» **TASK BRIEF**
Count the lines in the records below that contain the word "name", and give only that number.

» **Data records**
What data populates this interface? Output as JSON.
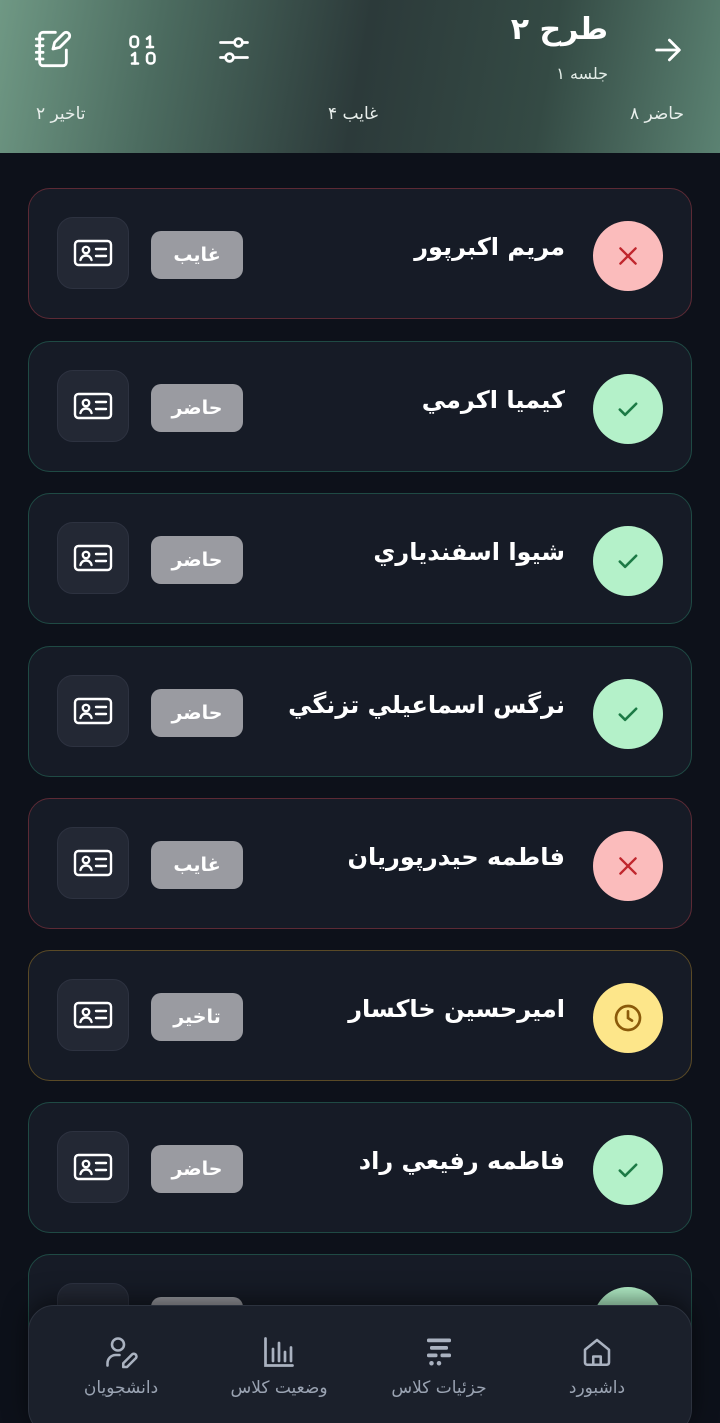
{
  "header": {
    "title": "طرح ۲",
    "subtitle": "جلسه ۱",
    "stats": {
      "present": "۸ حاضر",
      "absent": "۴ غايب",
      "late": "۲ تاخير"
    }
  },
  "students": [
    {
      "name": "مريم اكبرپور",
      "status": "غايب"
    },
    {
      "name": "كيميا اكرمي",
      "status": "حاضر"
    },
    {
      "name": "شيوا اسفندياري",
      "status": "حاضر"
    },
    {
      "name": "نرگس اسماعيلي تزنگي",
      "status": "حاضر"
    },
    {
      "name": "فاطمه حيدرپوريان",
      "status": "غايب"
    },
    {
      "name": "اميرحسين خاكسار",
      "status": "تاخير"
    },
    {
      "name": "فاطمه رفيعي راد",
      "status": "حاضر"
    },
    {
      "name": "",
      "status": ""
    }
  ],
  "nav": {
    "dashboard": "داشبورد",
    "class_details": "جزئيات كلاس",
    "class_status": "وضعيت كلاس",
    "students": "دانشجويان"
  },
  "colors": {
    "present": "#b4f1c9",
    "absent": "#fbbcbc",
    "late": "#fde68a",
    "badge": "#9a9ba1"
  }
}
...
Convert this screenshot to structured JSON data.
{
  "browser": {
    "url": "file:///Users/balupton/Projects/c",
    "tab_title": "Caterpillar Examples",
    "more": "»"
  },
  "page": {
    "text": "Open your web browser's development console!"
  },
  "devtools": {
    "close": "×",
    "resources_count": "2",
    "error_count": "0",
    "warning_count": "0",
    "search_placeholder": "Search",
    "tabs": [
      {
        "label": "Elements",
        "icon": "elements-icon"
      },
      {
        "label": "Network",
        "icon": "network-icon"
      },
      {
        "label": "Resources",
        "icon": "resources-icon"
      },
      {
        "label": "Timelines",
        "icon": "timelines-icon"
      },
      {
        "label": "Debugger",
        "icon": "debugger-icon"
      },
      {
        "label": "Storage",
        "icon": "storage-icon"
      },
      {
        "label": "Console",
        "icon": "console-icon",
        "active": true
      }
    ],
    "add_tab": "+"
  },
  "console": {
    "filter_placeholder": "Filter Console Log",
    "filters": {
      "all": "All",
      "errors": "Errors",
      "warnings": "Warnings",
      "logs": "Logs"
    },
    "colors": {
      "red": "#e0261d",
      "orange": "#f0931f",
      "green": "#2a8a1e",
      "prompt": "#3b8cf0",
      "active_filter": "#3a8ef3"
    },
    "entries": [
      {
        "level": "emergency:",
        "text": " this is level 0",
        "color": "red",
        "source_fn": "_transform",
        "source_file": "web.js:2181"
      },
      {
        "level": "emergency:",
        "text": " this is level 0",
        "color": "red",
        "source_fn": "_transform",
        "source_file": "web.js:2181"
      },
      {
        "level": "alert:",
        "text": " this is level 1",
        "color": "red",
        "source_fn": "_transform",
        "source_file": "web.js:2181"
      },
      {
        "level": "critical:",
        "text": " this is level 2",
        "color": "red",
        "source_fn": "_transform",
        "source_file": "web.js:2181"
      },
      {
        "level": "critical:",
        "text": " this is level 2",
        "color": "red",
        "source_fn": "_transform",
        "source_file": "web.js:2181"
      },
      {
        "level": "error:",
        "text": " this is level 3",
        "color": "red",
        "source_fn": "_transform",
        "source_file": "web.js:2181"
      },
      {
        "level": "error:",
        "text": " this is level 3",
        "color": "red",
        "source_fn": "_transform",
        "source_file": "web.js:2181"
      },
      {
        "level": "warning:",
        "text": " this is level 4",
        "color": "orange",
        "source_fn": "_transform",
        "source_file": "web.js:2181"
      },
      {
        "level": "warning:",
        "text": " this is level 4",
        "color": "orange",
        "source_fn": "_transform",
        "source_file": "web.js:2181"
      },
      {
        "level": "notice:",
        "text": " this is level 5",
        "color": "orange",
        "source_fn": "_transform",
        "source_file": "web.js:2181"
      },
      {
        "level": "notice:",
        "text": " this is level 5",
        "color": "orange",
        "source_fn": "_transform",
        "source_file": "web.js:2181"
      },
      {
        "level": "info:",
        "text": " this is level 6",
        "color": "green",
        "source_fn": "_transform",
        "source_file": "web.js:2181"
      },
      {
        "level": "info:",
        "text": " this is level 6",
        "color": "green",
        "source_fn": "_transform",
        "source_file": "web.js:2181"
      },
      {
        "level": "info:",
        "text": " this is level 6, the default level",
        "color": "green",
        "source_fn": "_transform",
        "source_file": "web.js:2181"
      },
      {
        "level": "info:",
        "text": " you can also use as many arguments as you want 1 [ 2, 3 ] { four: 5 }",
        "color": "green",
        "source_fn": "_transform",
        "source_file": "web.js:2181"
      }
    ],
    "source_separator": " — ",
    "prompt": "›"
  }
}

» **REPLY TO THE EXERCISE**
8